WRITTEN EXERCISE -
Locate the string "Register" in the records below. Copy every line where it occurs.

[Start RECORDS SHOWN]

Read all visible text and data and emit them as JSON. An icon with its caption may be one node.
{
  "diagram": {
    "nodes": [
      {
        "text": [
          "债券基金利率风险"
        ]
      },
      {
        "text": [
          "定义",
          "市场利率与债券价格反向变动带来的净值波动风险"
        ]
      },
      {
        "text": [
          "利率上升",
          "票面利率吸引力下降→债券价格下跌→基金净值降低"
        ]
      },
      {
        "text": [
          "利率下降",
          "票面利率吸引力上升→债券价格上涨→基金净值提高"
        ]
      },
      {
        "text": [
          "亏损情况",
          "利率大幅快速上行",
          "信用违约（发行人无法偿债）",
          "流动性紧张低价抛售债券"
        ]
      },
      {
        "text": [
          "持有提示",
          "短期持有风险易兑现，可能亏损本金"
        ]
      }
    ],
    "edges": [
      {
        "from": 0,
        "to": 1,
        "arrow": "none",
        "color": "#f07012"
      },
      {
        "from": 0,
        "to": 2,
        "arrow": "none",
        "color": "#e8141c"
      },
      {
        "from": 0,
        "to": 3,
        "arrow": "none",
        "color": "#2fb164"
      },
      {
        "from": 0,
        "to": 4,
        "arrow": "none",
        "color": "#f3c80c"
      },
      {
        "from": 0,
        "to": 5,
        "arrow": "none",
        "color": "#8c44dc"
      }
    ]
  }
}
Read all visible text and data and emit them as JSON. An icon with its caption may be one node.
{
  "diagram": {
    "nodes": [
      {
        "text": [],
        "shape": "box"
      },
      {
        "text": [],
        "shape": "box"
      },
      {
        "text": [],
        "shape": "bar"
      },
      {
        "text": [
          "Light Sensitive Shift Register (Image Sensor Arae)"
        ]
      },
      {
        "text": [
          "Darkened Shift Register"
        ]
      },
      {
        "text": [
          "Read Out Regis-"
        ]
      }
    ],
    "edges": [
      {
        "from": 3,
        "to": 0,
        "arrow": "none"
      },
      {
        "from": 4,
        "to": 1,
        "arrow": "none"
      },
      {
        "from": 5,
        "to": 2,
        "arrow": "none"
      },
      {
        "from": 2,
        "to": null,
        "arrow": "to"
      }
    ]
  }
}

[End RECORDS SHOWN]

THE COMPLETED TASK -
          "Light Sensitive Shift Register (Image Sensor Arae)"
          "Darkened Shift Register"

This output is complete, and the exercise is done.